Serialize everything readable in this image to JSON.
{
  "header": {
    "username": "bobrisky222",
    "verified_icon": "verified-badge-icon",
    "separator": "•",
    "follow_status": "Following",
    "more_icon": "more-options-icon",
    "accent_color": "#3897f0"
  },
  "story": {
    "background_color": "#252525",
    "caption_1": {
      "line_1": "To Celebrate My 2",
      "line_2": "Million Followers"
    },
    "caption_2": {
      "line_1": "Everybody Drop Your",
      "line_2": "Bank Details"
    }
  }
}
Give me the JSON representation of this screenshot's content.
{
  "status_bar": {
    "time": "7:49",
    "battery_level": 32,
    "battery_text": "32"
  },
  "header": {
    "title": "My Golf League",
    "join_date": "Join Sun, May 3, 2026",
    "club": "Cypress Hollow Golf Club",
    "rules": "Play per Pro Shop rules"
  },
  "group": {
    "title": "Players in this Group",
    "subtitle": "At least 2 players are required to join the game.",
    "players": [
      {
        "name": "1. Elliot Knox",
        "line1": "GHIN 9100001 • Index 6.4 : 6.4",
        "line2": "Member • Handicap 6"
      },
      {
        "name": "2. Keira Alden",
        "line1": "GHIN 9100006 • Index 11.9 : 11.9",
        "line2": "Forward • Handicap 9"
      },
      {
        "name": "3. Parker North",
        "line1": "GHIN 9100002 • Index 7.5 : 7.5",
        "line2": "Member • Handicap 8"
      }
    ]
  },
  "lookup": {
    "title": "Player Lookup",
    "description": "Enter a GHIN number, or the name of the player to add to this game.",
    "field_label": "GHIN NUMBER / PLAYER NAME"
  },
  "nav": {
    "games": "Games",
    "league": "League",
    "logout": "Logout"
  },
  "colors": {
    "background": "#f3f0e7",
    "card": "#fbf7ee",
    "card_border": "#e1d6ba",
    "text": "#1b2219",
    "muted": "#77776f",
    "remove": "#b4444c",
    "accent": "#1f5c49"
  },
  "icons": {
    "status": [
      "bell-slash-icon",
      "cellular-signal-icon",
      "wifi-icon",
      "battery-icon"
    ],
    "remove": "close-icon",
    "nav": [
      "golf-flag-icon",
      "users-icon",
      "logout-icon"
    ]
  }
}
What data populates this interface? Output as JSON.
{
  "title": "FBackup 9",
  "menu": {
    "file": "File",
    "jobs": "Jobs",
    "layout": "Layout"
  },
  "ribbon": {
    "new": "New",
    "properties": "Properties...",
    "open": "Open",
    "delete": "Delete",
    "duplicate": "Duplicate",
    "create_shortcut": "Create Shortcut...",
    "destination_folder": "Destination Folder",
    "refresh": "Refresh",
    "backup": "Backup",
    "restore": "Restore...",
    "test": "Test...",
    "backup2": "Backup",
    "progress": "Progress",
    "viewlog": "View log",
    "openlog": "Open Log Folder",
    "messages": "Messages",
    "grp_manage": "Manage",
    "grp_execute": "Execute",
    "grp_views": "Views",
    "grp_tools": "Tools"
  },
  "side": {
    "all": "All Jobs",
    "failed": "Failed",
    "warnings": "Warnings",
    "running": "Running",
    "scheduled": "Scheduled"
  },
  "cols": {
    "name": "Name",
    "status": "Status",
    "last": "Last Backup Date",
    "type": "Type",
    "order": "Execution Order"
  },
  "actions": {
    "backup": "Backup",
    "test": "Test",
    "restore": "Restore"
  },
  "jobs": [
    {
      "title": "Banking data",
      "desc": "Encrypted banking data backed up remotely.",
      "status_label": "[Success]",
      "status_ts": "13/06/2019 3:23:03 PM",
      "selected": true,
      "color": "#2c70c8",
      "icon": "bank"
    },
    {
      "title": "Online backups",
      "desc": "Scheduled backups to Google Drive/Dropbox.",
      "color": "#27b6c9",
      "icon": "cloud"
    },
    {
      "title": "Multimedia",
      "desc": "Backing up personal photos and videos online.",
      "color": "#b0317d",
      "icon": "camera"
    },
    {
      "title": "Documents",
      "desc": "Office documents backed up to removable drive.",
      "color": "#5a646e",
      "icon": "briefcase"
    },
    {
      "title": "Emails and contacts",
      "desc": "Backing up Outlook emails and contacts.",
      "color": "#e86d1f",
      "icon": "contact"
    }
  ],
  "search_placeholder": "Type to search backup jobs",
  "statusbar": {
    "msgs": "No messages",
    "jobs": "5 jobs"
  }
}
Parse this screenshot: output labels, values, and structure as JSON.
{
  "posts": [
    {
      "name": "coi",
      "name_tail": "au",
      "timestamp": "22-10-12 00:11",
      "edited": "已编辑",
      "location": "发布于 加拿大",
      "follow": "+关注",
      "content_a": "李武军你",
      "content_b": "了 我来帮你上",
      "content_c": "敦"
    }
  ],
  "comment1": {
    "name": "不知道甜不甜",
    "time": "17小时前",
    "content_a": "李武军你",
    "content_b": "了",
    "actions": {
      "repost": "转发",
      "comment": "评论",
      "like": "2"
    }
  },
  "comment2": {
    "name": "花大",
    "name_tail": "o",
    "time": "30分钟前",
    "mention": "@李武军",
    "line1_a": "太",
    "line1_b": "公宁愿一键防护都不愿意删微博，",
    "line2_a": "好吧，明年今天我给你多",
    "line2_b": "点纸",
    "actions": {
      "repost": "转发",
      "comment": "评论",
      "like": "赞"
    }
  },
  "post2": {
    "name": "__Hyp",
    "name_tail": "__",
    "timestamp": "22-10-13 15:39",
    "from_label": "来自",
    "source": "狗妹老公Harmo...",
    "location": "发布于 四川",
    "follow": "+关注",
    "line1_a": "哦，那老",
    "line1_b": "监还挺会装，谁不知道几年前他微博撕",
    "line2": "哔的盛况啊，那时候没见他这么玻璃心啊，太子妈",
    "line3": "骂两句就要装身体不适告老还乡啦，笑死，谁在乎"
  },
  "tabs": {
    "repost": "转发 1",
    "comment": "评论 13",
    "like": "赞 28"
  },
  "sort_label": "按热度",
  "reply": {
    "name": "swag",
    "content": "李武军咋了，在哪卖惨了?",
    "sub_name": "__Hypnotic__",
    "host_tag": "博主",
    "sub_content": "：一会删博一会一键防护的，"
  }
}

####

▸ **Task instructions**: Could you quote the material above in full, exactly as it stands?

▸ **Task answer**:
Serialize everything readable in this image to JSON.
{
  "header": {
    "username": "bobrisky222",
    "verified_icon": "verified-badge-icon",
    "separator": "•",
    "follow_status": "Following",
    "more_icon": "more-options-icon",
    "accent_color": "#3897f0"
  },
  "story": {
    "background_color": "#252525",
    "caption_1": {
      "line_1": "To Celebrate My 2",
      "line_2": "Million Followers"
    },
    "caption_2": {
      "line_1": "Everybody Drop Your",
      "line_2": "Bank Details"
    }
  }
}
Give me the JSON representation of this screenshot's content.
{
  "status_bar": {
    "time": "7:49",
    "battery_level": 32,
    "battery_text": "32"
  },
  "header": {
    "title": "My Golf League",
    "join_date": "Join Sun, May 3, 2026",
    "club": "Cypress Hollow Golf Club",
    "rules": "Play per Pro Shop rules"
  },
  "group": {
    "title": "Players in this Group",
    "subtitle": "At least 2 players are required to join the game.",
    "players": [
      {
        "name": "1. Elliot Knox",
        "line1": "GHIN 9100001 • Index 6.4 : 6.4",
        "line2": "Member • Handicap 6"
      },
      {
        "name": "2. Keira Alden",
        "line1": "GHIN 9100006 • Index 11.9 : 11.9",
        "line2": "Forward • Handicap 9"
      },
      {
        "name": "3. Parker North",
        "line1": "GHIN 9100002 • Index 7.5 : 7.5",
        "line2": "Member • Handicap 8"
      }
    ]
  },
  "lookup": {
    "title": "Player Lookup",
    "description": "Enter a GHIN number, or the name of the player to add to this game.",
    "field_label": "GHIN NUMBER / PLAYER NAME"
  },
  "nav": {
    "games": "Games",
    "league": "League",
    "logout": "Logout"
  },
  "colors": {
    "background": "#f3f0e7",
    "card": "#fbf7ee",
    "card_border": "#e1d6ba",
    "text": "#1b2219",
    "muted": "#77776f",
    "remove": "#b4444c",
    "accent": "#1f5c49"
  },
  "icons": {
    "status": [
      "bell-slash-icon",
      "cellular-signal-icon",
      "wifi-icon",
      "battery-icon"
    ],
    "remove": "close-icon",
    "nav": [
      "golf-flag-icon",
      "users-icon",
      "logout-icon"
    ]
  }
}
What data populates this interface? Output as JSON.
{
  "title": "FBackup 9",
  "menu": {
    "file": "File",
    "jobs": "Jobs",
    "layout": "Layout"
  },
  "ribbon": {
    "new": "New",
    "properties": "Properties...",
    "open": "Open",
    "delete": "Delete",
    "duplicate": "Duplicate",
    "create_shortcut": "Create Shortcut...",
    "destination_folder": "Destination Folder",
    "refresh": "Refresh",
    "backup": "Backup",
    "restore": "Restore...",
    "test": "Test...",
    "backup2": "Backup",
    "progress": "Progress",
    "viewlog": "View log",
    "openlog": "Open Log Folder",
    "messages": "Messages",
    "grp_manage": "Manage",
    "grp_execute": "Execute",
    "grp_views": "Views",
    "grp_tools": "Tools"
  },
  "side": {
    "all": "All Jobs",
    "failed": "Failed",
    "warnings": "Warnings",
    "running": "Running",
    "scheduled": "Scheduled"
  },
  "cols": {
    "name": "Name",
    "status": "Status",
    "last": "Last Backup Date",
    "type": "Type",
    "order": "Execution Order"
  },
  "actions": {
    "backup": "Backup",
    "test": "Test",
    "restore": "Restore"
  },
  "jobs": [
    {
      "title": "Banking data",
      "desc": "Encrypted banking data backed up remotely.",
      "status_label": "[Success]",
      "status_ts": "13/06/2019 3:23:03 PM",
      "selected": true,
      "color": "#2c70c8",
      "icon": "bank"
    },
    {
      "title": "Online backups",
      "desc": "Scheduled backups to Google Drive/Dropbox.",
      "color": "#27b6c9",
      "icon": "cloud"
    },
    {
      "title": "Multimedia",
      "desc": "Backing up personal photos and videos online.",
      "color": "#b0317d",
      "icon": "camera"
    },
    {
      "title": "Documents",
      "desc": "Office documents backed up to removable drive.",
      "color": "#5a646e",
      "icon": "briefcase"
    },
    {
      "title": "Emails and contacts",
      "desc": "Backing up Outlook emails and contacts.",
      "color": "#e86d1f",
      "icon": "contact"
    }
  ],
  "search_placeholder": "Type to search backup jobs",
  "statusbar": {
    "msgs": "No messages",
    "jobs": "5 jobs"
  }
}
Parse this screenshot: output labels, values, and structure as JSON.
{
  "posts": [
    {
      "name": "coi",
      "name_tail": "au",
      "timestamp": "22-10-12 00:11",
      "edited": "已编辑",
      "location": "发布于 加拿大",
      "follow": "+关注",
      "content_a": "李武军你",
      "content_b": "了 我来帮你上",
      "content_c": "敦"
    }
  ],
  "comment1": {
    "name": "不知道甜不甜",
    "time": "17小时前",
    "content_a": "李武军你",
    "content_b": "了",
    "actions": {
      "repost": "转发",
      "comment": "评论",
      "like": "2"
    }
  },
  "comment2": {
    "name": "花大",
    "name_tail": "o",
    "time": "30分钟前",
    "mention": "@李武军",
    "line1_a": "太",
    "line1_b": "公宁愿一键防护都不愿意删微博，",
    "line2_a": "好吧，明年今天我给你多",
    "line2_b": "点纸",
    "actions": {
      "repost": "转发",
      "comment": "评论",
      "like": "赞"
    }
  },
  "post2": {
    "name": "__Hyp",
    "name_tail": "__",
    "timestamp": "22-10-13 15:39",
    "from_label": "来自",
    "source": "狗妹老公Harmo...",
    "location": "发布于 四川",
    "follow": "+关注",
    "line1_a": "哦，那老",
    "line1_b": "监还挺会装，谁不知道几年前他微博撕",
    "line2": "哔的盛况啊，那时候没见他这么玻璃心啊，太子妈",
    "line3": "骂两句就要装身体不适告老还乡啦，笑死，谁在乎"
  },
  "tabs": {
    "repost": "转发 1",
    "comment": "评论 13",
    "like": "赞 28"
  },
  "sort_label": "按热度",
  "reply": {
    "name": "swag",
    "content": "李武军咋了，在哪卖惨了?",
    "sub_name": "__Hypnotic__",
    "host_tag": "博主",
    "sub_content": "：一会删博一会一键防护的，"
  }
}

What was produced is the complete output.